[Dataset rows about figures]
--- start ---

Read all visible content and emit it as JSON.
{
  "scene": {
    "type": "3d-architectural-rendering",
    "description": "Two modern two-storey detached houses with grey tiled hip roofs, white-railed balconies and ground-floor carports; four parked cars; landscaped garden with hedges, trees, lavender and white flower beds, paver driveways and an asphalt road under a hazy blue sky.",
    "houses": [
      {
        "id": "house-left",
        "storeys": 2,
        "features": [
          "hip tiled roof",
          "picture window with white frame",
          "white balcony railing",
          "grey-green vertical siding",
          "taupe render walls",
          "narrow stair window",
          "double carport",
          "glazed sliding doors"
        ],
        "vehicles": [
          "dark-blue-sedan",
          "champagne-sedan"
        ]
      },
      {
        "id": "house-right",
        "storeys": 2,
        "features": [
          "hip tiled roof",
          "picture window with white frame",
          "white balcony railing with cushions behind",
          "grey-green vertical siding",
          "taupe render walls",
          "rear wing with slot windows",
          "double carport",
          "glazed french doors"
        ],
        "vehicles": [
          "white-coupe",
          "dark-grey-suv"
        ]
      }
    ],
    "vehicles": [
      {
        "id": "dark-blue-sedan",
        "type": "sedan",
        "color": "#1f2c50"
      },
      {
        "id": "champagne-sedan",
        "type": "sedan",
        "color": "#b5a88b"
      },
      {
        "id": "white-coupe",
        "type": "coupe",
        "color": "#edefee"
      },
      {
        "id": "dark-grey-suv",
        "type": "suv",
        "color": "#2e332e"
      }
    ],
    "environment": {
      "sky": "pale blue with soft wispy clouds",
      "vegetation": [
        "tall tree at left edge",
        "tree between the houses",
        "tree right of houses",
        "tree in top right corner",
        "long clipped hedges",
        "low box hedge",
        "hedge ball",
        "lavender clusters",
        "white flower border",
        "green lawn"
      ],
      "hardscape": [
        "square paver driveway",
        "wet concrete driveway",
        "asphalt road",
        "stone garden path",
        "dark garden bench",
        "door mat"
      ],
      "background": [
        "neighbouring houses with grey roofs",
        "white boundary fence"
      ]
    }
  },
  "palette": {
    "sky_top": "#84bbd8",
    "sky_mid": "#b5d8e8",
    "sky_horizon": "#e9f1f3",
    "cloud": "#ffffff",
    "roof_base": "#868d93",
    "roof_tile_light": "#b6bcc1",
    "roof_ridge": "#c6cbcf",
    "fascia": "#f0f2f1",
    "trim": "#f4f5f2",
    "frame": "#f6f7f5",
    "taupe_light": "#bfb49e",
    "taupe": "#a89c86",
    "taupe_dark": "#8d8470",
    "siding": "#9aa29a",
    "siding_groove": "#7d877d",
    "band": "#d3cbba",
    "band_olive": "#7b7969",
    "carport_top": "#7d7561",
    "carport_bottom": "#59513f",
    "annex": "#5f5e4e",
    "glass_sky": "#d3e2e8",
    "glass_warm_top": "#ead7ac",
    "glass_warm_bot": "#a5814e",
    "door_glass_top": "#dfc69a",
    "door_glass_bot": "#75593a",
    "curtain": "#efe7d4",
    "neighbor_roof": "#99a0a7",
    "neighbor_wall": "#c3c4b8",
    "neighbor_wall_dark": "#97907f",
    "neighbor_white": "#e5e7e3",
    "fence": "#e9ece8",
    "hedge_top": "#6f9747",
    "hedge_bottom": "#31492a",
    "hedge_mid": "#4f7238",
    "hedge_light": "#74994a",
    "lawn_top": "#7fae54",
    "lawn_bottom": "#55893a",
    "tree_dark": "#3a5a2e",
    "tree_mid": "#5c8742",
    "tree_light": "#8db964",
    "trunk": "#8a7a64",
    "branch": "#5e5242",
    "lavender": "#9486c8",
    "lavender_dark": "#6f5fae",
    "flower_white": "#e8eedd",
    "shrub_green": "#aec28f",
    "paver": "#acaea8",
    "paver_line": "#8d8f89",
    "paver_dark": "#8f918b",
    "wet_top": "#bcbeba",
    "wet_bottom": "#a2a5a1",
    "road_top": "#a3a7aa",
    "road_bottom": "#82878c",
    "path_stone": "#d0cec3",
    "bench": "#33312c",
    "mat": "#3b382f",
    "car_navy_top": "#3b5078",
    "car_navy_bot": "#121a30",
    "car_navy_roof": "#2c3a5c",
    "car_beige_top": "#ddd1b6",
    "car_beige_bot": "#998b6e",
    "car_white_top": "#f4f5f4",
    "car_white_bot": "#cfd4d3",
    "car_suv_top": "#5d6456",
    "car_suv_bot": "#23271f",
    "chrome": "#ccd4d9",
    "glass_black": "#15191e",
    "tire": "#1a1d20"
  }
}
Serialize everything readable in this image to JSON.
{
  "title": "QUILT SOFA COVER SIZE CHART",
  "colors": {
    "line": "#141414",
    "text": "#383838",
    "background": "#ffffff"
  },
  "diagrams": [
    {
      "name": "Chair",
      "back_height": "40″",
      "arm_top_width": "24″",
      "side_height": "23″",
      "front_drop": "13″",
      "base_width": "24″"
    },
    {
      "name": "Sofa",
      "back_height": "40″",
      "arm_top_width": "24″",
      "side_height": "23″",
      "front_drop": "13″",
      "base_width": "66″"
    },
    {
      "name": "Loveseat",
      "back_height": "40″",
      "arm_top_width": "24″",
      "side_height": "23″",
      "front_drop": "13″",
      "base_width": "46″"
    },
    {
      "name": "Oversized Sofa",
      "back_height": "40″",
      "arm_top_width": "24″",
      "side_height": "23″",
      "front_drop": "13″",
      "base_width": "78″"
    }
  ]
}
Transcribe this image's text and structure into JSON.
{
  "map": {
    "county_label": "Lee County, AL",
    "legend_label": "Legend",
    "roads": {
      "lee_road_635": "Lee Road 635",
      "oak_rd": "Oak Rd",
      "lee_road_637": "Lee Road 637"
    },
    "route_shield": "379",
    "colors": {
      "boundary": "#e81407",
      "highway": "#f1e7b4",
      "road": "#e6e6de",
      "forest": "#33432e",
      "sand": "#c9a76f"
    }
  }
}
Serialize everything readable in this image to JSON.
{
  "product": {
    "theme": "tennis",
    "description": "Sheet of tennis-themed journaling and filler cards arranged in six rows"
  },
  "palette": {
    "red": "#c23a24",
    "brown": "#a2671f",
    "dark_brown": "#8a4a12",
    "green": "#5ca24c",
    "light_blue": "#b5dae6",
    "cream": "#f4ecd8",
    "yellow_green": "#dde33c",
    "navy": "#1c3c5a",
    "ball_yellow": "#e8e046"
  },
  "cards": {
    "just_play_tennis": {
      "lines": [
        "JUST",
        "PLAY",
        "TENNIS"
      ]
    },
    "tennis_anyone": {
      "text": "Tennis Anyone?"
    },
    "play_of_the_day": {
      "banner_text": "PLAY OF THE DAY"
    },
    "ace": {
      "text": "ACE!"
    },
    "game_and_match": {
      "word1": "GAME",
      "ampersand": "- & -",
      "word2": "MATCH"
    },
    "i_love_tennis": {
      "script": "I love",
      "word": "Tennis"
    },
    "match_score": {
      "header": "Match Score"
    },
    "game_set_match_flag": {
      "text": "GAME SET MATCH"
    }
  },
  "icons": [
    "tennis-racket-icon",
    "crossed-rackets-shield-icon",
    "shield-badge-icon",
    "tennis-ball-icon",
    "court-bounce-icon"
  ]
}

--- end ---

[Written request]: Copy every line of the material in which the word "JSON" occurs.

[Exercise solution]:
Read all visible content and emit it as JSON.
Serialize everything readable in this image to JSON.
Transcribe this image's text and structure into JSON.
Serialize everything readable in this image to JSON.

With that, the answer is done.